Without the pictures, give the entries below again exactly as written.

**Data records**
____________________

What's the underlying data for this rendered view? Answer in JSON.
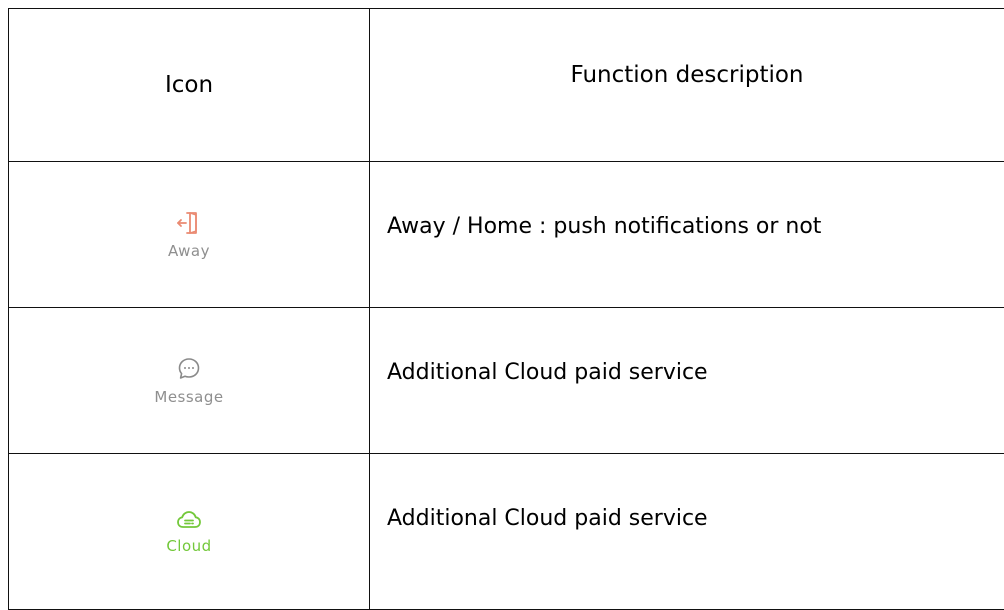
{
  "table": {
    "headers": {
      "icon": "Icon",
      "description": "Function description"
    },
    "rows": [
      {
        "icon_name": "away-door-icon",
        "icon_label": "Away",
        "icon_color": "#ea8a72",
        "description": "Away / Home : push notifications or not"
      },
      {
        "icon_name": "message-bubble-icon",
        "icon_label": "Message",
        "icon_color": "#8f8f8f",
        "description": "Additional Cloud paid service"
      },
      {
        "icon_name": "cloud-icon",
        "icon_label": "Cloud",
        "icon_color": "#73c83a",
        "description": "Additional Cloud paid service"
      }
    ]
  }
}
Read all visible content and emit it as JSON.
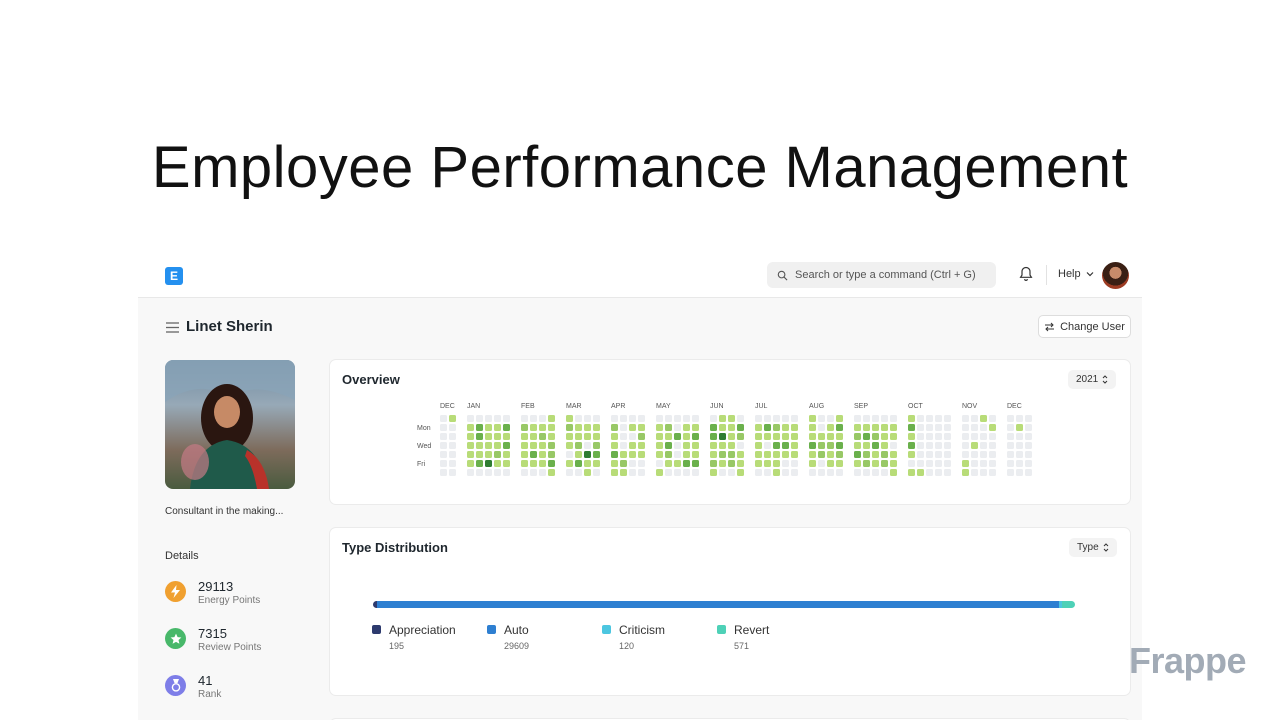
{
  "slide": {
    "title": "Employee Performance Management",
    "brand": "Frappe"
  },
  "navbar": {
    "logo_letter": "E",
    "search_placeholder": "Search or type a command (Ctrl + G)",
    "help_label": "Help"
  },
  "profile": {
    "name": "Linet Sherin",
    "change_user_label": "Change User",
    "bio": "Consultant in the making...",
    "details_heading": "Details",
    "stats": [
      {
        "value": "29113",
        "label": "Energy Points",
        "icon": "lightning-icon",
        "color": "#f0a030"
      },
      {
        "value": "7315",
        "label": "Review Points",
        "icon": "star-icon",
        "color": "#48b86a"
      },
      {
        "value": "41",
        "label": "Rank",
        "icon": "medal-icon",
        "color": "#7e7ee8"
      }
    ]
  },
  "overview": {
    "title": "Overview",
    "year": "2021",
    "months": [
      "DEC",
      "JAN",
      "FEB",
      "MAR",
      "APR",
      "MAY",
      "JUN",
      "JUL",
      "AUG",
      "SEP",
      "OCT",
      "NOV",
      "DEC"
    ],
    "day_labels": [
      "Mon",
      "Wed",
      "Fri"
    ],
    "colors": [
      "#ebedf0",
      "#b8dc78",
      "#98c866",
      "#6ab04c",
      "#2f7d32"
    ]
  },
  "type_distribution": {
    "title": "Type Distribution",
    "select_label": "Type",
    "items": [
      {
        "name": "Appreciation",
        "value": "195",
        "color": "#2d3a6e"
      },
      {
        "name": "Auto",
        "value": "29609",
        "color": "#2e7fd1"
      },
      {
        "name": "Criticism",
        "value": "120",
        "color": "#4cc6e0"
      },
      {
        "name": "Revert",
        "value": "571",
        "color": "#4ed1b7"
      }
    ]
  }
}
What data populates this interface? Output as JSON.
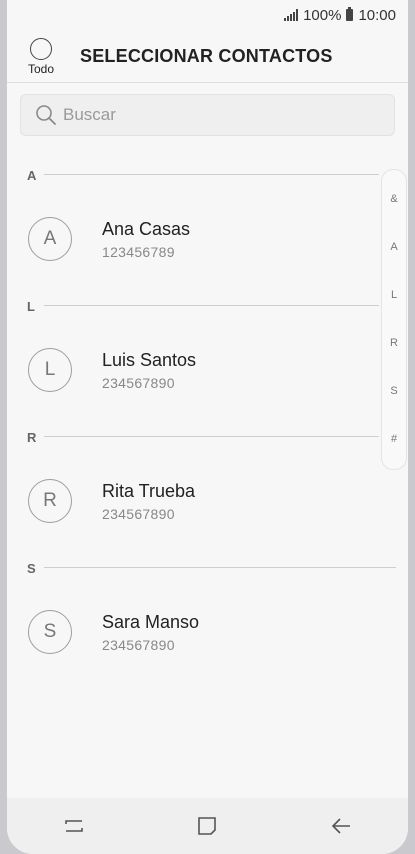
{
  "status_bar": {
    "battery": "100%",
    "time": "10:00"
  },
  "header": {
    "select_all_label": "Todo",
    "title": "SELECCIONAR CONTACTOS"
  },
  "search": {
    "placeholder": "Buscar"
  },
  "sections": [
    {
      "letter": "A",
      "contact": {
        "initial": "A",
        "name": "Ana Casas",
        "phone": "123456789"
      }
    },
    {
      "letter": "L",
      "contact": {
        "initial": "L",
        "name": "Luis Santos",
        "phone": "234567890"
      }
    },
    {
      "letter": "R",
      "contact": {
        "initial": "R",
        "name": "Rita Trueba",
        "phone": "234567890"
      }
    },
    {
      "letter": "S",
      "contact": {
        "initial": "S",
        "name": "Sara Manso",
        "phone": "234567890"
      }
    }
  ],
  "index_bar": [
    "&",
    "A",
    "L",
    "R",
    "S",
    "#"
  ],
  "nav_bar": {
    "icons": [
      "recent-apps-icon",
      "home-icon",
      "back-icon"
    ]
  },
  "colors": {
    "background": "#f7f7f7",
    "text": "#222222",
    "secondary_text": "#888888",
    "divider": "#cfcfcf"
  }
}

____________________

**Full output**
What's the underlying data for this rendered view? Answer in JSON.
{
  "table": {
    "headers": {
      "icon": "Icon",
      "description": "Function description"
    },
    "rows": [
      {
        "icon_name": "away-door-icon",
        "icon_label": "Away",
        "icon_color": "#ea8a72",
        "description": "Away / Home : push notifications or not"
      },
      {
        "icon_name": "message-bubble-icon",
        "icon_label": "Message",
        "icon_color": "#8f8f8f",
        "description": "Additional Cloud paid service"
      },
      {
        "icon_name": "cloud-icon",
        "icon_label": "Cloud",
        "icon_color": "#73c83a",
        "description": "Additional Cloud paid service"
      }
    ]
  }
}
Read all visible content and emit it as JSON.
{
  "slide": {
    "title": "Employee Performance Management",
    "brand": "Frappe"
  },
  "navbar": {
    "logo_letter": "E",
    "search_placeholder": "Search or type a command (Ctrl + G)",
    "help_label": "Help"
  },
  "profile": {
    "name": "Linet Sherin",
    "change_user_label": "Change User",
    "bio": "Consultant in the making...",
    "details_heading": "Details",
    "stats": [
      {
        "value": "29113",
        "label": "Energy Points",
        "icon": "lightning-icon",
        "color": "#f0a030"
      },
      {
        "value": "7315",
        "label": "Review Points",
        "icon": "star-icon",
        "color": "#48b86a"
      },
      {
        "value": "41",
        "label": "Rank",
        "icon": "medal-icon",
        "color": "#7e7ee8"
      }
    ]
  },
  "overview": {
    "title": "Overview",
    "year": "2021",
    "months": [
      "DEC",
      "JAN",
      "FEB",
      "MAR",
      "APR",
      "MAY",
      "JUN",
      "JUL",
      "AUG",
      "SEP",
      "OCT",
      "NOV",
      "DEC"
    ],
    "day_labels": [
      "Mon",
      "Wed",
      "Fri"
    ],
    "colors": [
      "#ebedf0",
      "#b8dc78",
      "#98c866",
      "#6ab04c",
      "#2f7d32"
    ]
  },
  "type_distribution": {
    "title": "Type Distribution",
    "select_label": "Type",
    "items": [
      {
        "name": "Appreciation",
        "value": "195",
        "color": "#2d3a6e"
      },
      {
        "name": "Auto",
        "value": "29609",
        "color": "#2e7fd1"
      },
      {
        "name": "Criticism",
        "value": "120",
        "color": "#4cc6e0"
      },
      {
        "name": "Revert",
        "value": "571",
        "color": "#4ed1b7"
      }
    ]
  }
}
What data populates this interface? Output as JSON.
{
  "status_bar": {
    "battery": "100%",
    "time": "10:00"
  },
  "header": {
    "select_all_label": "Todo",
    "title": "SELECCIONAR CONTACTOS"
  },
  "search": {
    "placeholder": "Buscar"
  },
  "sections": [
    {
      "letter": "A",
      "contact": {
        "initial": "A",
        "name": "Ana Casas",
        "phone": "123456789"
      }
    },
    {
      "letter": "L",
      "contact": {
        "initial": "L",
        "name": "Luis Santos",
        "phone": "234567890"
      }
    },
    {
      "letter": "R",
      "contact": {
        "initial": "R",
        "name": "Rita Trueba",
        "phone": "234567890"
      }
    },
    {
      "letter": "S",
      "contact": {
        "initial": "S",
        "name": "Sara Manso",
        "phone": "234567890"
      }
    }
  ],
  "index_bar": [
    "&",
    "A",
    "L",
    "R",
    "S",
    "#"
  ],
  "nav_bar": {
    "icons": [
      "recent-apps-icon",
      "home-icon",
      "back-icon"
    ]
  },
  "colors": {
    "background": "#f7f7f7",
    "text": "#222222",
    "secondary_text": "#888888",
    "divider": "#cfcfcf"
  }
}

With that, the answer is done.